## Provided information
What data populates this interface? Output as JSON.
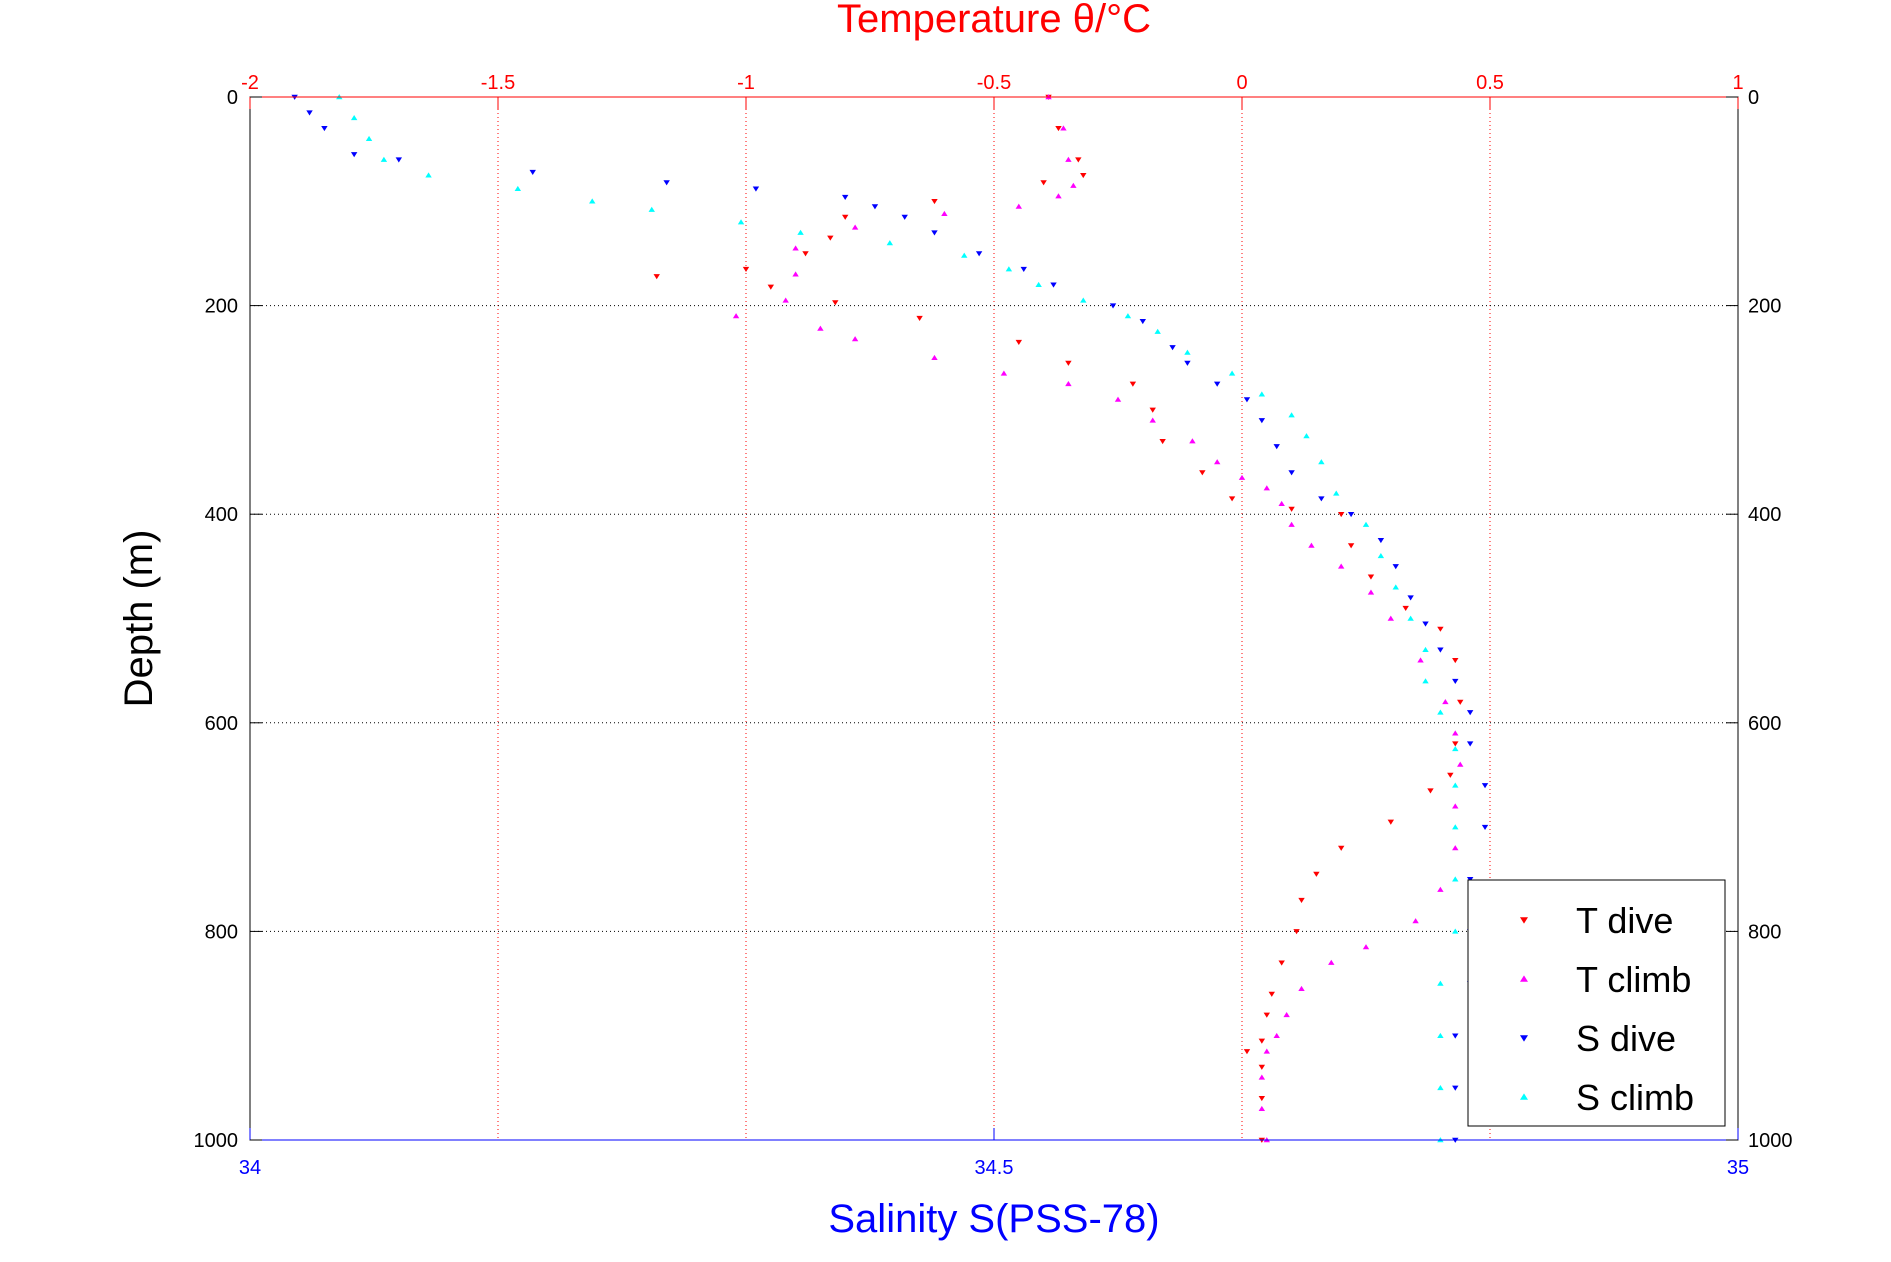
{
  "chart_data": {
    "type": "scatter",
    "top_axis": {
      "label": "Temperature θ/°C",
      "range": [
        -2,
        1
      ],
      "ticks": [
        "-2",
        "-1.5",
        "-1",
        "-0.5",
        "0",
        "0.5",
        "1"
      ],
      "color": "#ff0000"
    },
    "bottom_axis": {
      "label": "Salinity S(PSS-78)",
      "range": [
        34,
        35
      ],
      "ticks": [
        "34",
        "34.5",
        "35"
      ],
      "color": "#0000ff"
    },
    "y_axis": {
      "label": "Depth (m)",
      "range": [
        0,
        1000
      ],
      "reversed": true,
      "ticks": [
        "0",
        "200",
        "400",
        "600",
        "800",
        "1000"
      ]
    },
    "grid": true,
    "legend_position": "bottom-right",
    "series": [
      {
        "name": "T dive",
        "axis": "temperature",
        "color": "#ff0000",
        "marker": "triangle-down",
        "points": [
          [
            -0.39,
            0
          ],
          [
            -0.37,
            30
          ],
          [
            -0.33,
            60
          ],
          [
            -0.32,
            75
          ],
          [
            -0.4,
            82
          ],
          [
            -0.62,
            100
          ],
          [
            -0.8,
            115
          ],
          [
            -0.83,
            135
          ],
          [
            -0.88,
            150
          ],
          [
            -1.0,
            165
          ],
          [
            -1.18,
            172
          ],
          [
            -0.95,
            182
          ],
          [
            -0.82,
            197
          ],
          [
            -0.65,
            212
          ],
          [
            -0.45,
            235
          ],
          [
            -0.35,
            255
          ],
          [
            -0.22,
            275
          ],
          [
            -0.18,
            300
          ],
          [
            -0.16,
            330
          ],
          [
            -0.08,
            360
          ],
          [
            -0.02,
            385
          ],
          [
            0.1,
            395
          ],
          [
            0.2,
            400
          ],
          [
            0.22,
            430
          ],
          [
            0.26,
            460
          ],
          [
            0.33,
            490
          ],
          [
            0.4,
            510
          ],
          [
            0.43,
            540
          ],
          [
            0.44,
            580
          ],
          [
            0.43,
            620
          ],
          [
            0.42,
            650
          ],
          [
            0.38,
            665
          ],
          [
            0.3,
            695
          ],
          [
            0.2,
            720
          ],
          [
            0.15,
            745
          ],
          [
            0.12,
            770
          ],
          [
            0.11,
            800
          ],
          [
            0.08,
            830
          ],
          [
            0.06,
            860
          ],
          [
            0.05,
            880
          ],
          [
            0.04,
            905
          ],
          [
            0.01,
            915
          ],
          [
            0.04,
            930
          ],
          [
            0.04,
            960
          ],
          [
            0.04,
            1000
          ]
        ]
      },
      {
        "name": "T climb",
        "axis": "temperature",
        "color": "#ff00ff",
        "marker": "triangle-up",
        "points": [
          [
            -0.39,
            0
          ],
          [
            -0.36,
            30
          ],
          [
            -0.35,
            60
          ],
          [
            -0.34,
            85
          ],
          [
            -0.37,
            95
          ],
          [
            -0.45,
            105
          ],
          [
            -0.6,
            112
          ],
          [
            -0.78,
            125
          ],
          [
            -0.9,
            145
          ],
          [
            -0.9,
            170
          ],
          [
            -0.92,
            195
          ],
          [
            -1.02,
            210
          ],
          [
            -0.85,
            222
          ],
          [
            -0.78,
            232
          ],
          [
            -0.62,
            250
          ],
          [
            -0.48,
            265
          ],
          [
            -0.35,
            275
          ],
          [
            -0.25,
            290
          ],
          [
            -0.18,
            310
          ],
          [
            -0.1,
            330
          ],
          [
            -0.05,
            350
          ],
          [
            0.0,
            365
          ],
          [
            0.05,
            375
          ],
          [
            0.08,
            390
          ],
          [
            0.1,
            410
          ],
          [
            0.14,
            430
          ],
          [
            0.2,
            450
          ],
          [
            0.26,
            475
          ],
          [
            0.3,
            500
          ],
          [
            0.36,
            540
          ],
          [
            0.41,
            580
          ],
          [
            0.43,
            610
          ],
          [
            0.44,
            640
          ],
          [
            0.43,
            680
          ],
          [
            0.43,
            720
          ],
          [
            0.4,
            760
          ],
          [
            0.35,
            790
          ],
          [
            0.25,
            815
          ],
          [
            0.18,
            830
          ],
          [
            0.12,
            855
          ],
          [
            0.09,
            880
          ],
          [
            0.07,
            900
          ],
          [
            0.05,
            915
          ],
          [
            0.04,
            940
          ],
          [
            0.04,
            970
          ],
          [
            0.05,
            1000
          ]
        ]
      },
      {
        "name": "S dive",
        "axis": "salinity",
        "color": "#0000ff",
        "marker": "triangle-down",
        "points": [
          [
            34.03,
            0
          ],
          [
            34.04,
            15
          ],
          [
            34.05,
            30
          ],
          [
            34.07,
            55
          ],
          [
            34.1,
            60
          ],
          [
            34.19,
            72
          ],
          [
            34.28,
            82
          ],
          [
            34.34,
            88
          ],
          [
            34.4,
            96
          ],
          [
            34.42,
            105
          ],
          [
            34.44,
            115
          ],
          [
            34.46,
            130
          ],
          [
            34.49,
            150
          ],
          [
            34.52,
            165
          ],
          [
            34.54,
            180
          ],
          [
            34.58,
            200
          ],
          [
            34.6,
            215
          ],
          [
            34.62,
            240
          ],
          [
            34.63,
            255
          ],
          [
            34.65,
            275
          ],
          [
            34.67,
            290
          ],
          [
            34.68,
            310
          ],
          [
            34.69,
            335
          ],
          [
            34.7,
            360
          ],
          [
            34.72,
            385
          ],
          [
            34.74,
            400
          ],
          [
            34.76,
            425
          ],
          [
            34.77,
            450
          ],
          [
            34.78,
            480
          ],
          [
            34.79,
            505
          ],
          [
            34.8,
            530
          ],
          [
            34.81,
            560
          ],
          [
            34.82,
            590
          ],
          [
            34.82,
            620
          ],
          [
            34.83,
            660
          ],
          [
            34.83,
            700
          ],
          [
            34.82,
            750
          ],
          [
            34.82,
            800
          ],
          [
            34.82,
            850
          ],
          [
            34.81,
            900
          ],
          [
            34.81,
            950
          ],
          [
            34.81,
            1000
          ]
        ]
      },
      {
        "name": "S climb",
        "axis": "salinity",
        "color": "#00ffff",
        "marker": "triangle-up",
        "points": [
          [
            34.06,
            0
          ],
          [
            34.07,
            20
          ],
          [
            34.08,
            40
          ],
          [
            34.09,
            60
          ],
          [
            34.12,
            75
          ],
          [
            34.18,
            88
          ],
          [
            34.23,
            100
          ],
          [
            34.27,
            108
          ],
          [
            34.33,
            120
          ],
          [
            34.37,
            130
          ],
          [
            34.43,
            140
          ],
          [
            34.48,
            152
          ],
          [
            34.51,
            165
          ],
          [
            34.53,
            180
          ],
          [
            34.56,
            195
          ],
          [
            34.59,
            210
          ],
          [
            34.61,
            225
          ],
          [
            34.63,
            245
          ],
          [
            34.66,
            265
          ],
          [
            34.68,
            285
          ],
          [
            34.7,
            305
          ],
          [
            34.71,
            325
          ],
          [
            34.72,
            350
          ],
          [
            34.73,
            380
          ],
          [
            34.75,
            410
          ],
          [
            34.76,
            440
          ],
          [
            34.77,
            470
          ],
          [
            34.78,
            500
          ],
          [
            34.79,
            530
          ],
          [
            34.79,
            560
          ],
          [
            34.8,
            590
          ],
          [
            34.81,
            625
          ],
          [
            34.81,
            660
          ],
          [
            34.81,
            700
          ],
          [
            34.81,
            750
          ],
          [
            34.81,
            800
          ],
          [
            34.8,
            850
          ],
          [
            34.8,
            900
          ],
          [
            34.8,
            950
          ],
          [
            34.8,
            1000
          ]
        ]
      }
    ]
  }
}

## Exercise requirements
Working from the material above, transcribe it exactly while omitting pictures.

## Finished answer
What data populates this interface? Output as JSON.
{
  "chart_data": {
    "type": "scatter",
    "top_axis": {
      "label": "Temperature θ/°C",
      "range": [
        -2,
        1
      ],
      "ticks": [
        "-2",
        "-1.5",
        "-1",
        "-0.5",
        "0",
        "0.5",
        "1"
      ],
      "color": "#ff0000"
    },
    "bottom_axis": {
      "label": "Salinity S(PSS-78)",
      "range": [
        34,
        35
      ],
      "ticks": [
        "34",
        "34.5",
        "35"
      ],
      "color": "#0000ff"
    },
    "y_axis": {
      "label": "Depth (m)",
      "range": [
        0,
        1000
      ],
      "reversed": true,
      "ticks": [
        "0",
        "200",
        "400",
        "600",
        "800",
        "1000"
      ]
    },
    "grid": true,
    "legend_position": "bottom-right",
    "series": [
      {
        "name": "T dive",
        "axis": "temperature",
        "color": "#ff0000",
        "marker": "triangle-down",
        "points": [
          [
            -0.39,
            0
          ],
          [
            -0.37,
            30
          ],
          [
            -0.33,
            60
          ],
          [
            -0.32,
            75
          ],
          [
            -0.4,
            82
          ],
          [
            -0.62,
            100
          ],
          [
            -0.8,
            115
          ],
          [
            -0.83,
            135
          ],
          [
            -0.88,
            150
          ],
          [
            -1.0,
            165
          ],
          [
            -1.18,
            172
          ],
          [
            -0.95,
            182
          ],
          [
            -0.82,
            197
          ],
          [
            -0.65,
            212
          ],
          [
            -0.45,
            235
          ],
          [
            -0.35,
            255
          ],
          [
            -0.22,
            275
          ],
          [
            -0.18,
            300
          ],
          [
            -0.16,
            330
          ],
          [
            -0.08,
            360
          ],
          [
            -0.02,
            385
          ],
          [
            0.1,
            395
          ],
          [
            0.2,
            400
          ],
          [
            0.22,
            430
          ],
          [
            0.26,
            460
          ],
          [
            0.33,
            490
          ],
          [
            0.4,
            510
          ],
          [
            0.43,
            540
          ],
          [
            0.44,
            580
          ],
          [
            0.43,
            620
          ],
          [
            0.42,
            650
          ],
          [
            0.38,
            665
          ],
          [
            0.3,
            695
          ],
          [
            0.2,
            720
          ],
          [
            0.15,
            745
          ],
          [
            0.12,
            770
          ],
          [
            0.11,
            800
          ],
          [
            0.08,
            830
          ],
          [
            0.06,
            860
          ],
          [
            0.05,
            880
          ],
          [
            0.04,
            905
          ],
          [
            0.01,
            915
          ],
          [
            0.04,
            930
          ],
          [
            0.04,
            960
          ],
          [
            0.04,
            1000
          ]
        ]
      },
      {
        "name": "T climb",
        "axis": "temperature",
        "color": "#ff00ff",
        "marker": "triangle-up",
        "points": [
          [
            -0.39,
            0
          ],
          [
            -0.36,
            30
          ],
          [
            -0.35,
            60
          ],
          [
            -0.34,
            85
          ],
          [
            -0.37,
            95
          ],
          [
            -0.45,
            105
          ],
          [
            -0.6,
            112
          ],
          [
            -0.78,
            125
          ],
          [
            -0.9,
            145
          ],
          [
            -0.9,
            170
          ],
          [
            -0.92,
            195
          ],
          [
            -1.02,
            210
          ],
          [
            -0.85,
            222
          ],
          [
            -0.78,
            232
          ],
          [
            -0.62,
            250
          ],
          [
            -0.48,
            265
          ],
          [
            -0.35,
            275
          ],
          [
            -0.25,
            290
          ],
          [
            -0.18,
            310
          ],
          [
            -0.1,
            330
          ],
          [
            -0.05,
            350
          ],
          [
            0.0,
            365
          ],
          [
            0.05,
            375
          ],
          [
            0.08,
            390
          ],
          [
            0.1,
            410
          ],
          [
            0.14,
            430
          ],
          [
            0.2,
            450
          ],
          [
            0.26,
            475
          ],
          [
            0.3,
            500
          ],
          [
            0.36,
            540
          ],
          [
            0.41,
            580
          ],
          [
            0.43,
            610
          ],
          [
            0.44,
            640
          ],
          [
            0.43,
            680
          ],
          [
            0.43,
            720
          ],
          [
            0.4,
            760
          ],
          [
            0.35,
            790
          ],
          [
            0.25,
            815
          ],
          [
            0.18,
            830
          ],
          [
            0.12,
            855
          ],
          [
            0.09,
            880
          ],
          [
            0.07,
            900
          ],
          [
            0.05,
            915
          ],
          [
            0.04,
            940
          ],
          [
            0.04,
            970
          ],
          [
            0.05,
            1000
          ]
        ]
      },
      {
        "name": "S dive",
        "axis": "salinity",
        "color": "#0000ff",
        "marker": "triangle-down",
        "points": [
          [
            34.03,
            0
          ],
          [
            34.04,
            15
          ],
          [
            34.05,
            30
          ],
          [
            34.07,
            55
          ],
          [
            34.1,
            60
          ],
          [
            34.19,
            72
          ],
          [
            34.28,
            82
          ],
          [
            34.34,
            88
          ],
          [
            34.4,
            96
          ],
          [
            34.42,
            105
          ],
          [
            34.44,
            115
          ],
          [
            34.46,
            130
          ],
          [
            34.49,
            150
          ],
          [
            34.52,
            165
          ],
          [
            34.54,
            180
          ],
          [
            34.58,
            200
          ],
          [
            34.6,
            215
          ],
          [
            34.62,
            240
          ],
          [
            34.63,
            255
          ],
          [
            34.65,
            275
          ],
          [
            34.67,
            290
          ],
          [
            34.68,
            310
          ],
          [
            34.69,
            335
          ],
          [
            34.7,
            360
          ],
          [
            34.72,
            385
          ],
          [
            34.74,
            400
          ],
          [
            34.76,
            425
          ],
          [
            34.77,
            450
          ],
          [
            34.78,
            480
          ],
          [
            34.79,
            505
          ],
          [
            34.8,
            530
          ],
          [
            34.81,
            560
          ],
          [
            34.82,
            590
          ],
          [
            34.82,
            620
          ],
          [
            34.83,
            660
          ],
          [
            34.83,
            700
          ],
          [
            34.82,
            750
          ],
          [
            34.82,
            800
          ],
          [
            34.82,
            850
          ],
          [
            34.81,
            900
          ],
          [
            34.81,
            950
          ],
          [
            34.81,
            1000
          ]
        ]
      },
      {
        "name": "S climb",
        "axis": "salinity",
        "color": "#00ffff",
        "marker": "triangle-up",
        "points": [
          [
            34.06,
            0
          ],
          [
            34.07,
            20
          ],
          [
            34.08,
            40
          ],
          [
            34.09,
            60
          ],
          [
            34.12,
            75
          ],
          [
            34.18,
            88
          ],
          [
            34.23,
            100
          ],
          [
            34.27,
            108
          ],
          [
            34.33,
            120
          ],
          [
            34.37,
            130
          ],
          [
            34.43,
            140
          ],
          [
            34.48,
            152
          ],
          [
            34.51,
            165
          ],
          [
            34.53,
            180
          ],
          [
            34.56,
            195
          ],
          [
            34.59,
            210
          ],
          [
            34.61,
            225
          ],
          [
            34.63,
            245
          ],
          [
            34.66,
            265
          ],
          [
            34.68,
            285
          ],
          [
            34.7,
            305
          ],
          [
            34.71,
            325
          ],
          [
            34.72,
            350
          ],
          [
            34.73,
            380
          ],
          [
            34.75,
            410
          ],
          [
            34.76,
            440
          ],
          [
            34.77,
            470
          ],
          [
            34.78,
            500
          ],
          [
            34.79,
            530
          ],
          [
            34.79,
            560
          ],
          [
            34.8,
            590
          ],
          [
            34.81,
            625
          ],
          [
            34.81,
            660
          ],
          [
            34.81,
            700
          ],
          [
            34.81,
            750
          ],
          [
            34.81,
            800
          ],
          [
            34.8,
            850
          ],
          [
            34.8,
            900
          ],
          [
            34.8,
            950
          ],
          [
            34.8,
            1000
          ]
        ]
      }
    ]
  }
}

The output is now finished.